Exercise aim >> Go through the material and tally the lines containing the string "JSON". Give the total alone.

Dataset entries >>
▬▬▬▬▬▬
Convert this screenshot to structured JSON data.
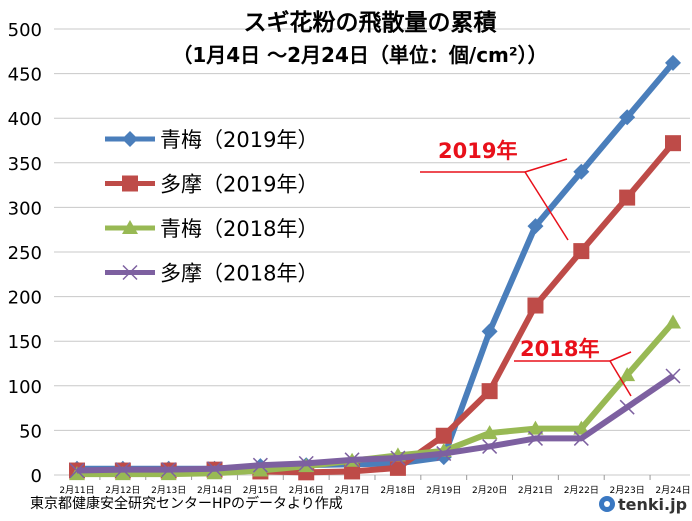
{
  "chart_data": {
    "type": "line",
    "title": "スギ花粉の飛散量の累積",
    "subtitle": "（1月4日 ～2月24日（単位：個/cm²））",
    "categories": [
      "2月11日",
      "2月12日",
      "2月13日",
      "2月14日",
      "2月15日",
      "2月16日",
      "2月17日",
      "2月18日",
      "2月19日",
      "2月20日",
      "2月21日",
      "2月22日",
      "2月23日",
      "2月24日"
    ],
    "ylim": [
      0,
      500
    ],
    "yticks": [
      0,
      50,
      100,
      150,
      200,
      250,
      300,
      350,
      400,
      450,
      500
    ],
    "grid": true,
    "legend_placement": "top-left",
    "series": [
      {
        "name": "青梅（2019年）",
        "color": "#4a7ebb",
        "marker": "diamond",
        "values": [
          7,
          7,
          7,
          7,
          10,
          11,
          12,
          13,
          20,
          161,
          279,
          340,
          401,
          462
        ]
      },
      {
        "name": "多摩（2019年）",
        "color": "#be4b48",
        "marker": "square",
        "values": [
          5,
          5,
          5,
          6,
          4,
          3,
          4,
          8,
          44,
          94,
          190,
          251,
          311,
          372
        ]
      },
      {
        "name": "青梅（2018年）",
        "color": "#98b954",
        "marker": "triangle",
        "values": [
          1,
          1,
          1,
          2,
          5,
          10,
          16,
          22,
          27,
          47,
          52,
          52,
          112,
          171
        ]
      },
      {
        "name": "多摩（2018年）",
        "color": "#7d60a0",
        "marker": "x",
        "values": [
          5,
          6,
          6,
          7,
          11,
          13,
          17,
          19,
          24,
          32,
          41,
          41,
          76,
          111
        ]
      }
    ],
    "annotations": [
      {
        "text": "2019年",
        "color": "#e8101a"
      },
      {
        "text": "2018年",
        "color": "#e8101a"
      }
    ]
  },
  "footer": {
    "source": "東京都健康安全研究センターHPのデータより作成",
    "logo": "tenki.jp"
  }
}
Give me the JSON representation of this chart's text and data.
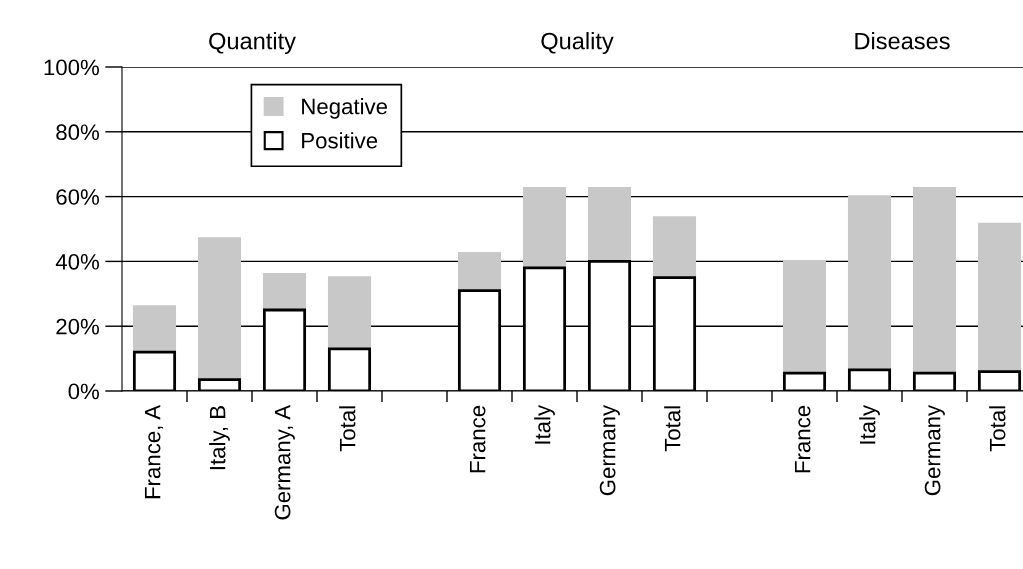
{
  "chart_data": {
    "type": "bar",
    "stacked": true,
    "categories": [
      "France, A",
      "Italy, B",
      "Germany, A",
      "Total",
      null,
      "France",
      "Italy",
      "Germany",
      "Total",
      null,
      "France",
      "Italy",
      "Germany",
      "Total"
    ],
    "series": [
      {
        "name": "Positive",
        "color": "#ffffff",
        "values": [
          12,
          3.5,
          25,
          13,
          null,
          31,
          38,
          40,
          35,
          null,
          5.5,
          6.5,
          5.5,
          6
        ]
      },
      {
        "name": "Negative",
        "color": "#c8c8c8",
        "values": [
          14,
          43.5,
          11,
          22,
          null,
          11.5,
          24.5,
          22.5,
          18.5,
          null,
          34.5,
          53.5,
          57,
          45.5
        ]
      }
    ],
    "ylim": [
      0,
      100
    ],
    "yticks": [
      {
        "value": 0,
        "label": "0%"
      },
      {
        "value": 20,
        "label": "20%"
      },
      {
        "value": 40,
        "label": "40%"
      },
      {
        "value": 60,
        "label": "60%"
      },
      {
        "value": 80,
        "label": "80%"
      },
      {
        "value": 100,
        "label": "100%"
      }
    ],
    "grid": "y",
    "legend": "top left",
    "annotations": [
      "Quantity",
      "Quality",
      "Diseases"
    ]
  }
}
▬▬▬▬▬▬
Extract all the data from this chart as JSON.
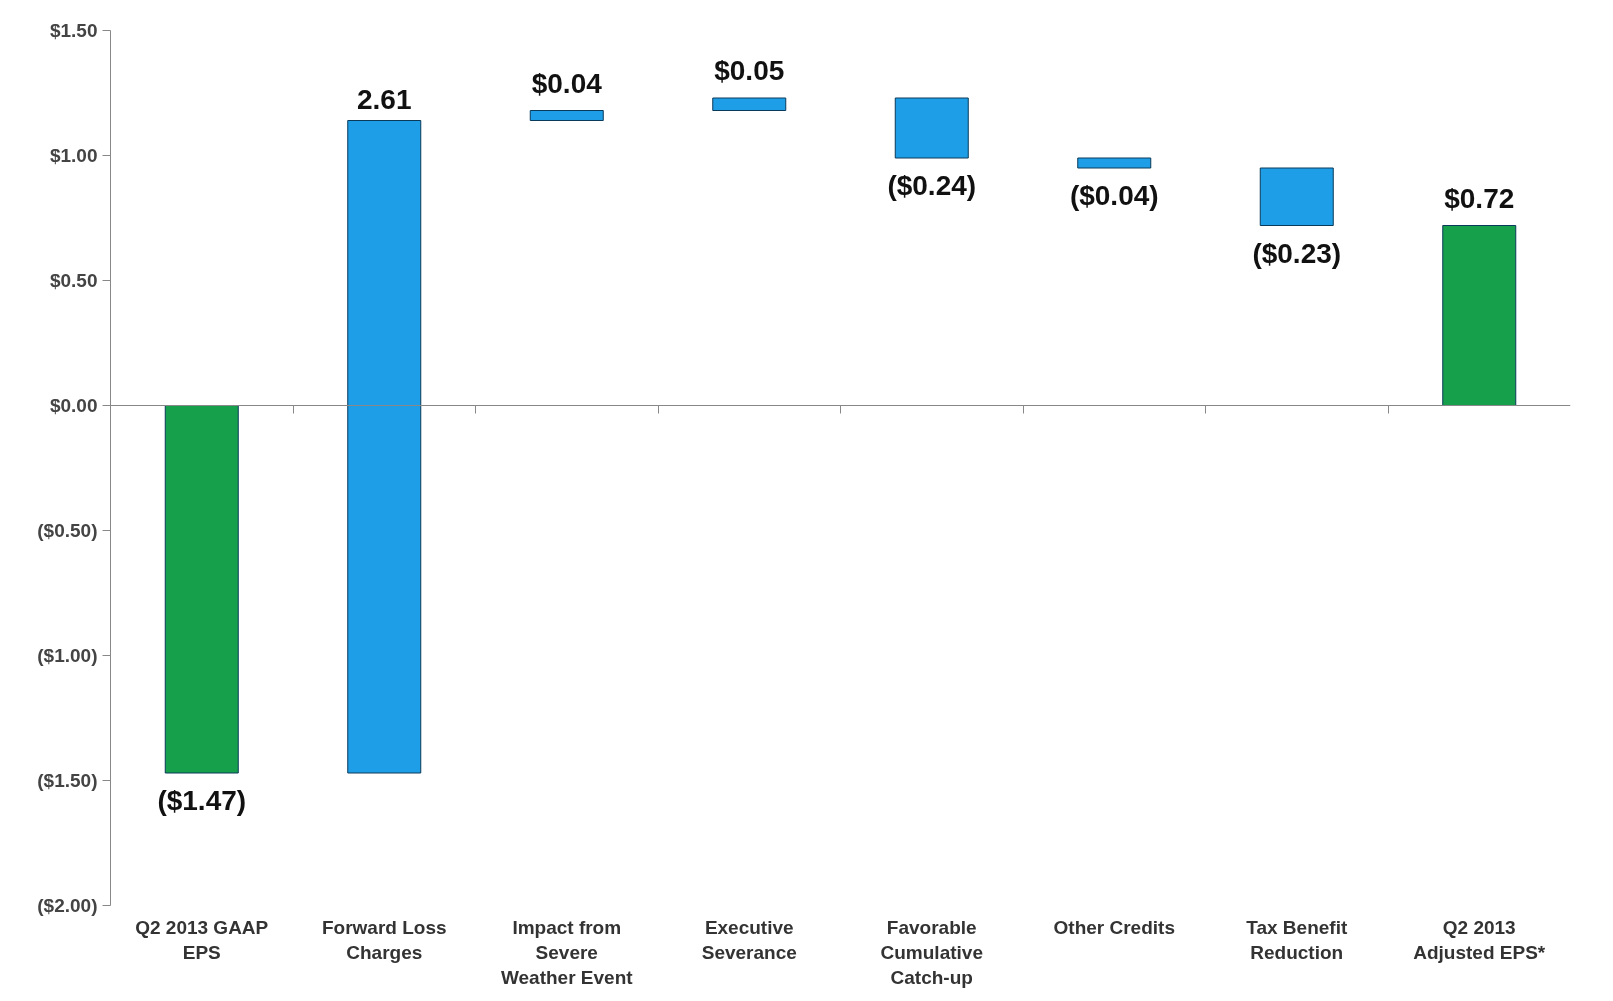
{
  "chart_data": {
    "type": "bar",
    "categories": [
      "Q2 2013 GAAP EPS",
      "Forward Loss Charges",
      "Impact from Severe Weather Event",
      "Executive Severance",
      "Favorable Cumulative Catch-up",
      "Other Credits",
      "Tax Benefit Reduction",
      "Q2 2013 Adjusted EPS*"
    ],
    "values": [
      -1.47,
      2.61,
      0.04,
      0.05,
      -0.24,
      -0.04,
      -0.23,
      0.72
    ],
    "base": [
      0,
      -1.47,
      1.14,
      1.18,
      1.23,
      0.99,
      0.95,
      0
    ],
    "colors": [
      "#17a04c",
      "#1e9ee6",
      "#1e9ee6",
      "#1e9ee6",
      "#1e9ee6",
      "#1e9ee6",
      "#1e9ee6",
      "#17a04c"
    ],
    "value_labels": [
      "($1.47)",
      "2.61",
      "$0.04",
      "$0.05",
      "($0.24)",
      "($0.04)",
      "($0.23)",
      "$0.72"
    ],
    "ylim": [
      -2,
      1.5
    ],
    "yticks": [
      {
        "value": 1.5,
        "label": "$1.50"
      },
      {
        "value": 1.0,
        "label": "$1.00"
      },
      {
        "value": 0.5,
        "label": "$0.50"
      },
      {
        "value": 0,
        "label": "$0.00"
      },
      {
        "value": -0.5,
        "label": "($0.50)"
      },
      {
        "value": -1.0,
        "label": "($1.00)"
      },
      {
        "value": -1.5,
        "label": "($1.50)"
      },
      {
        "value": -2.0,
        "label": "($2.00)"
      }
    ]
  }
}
▬▬▬▬▬▬
Output >> 3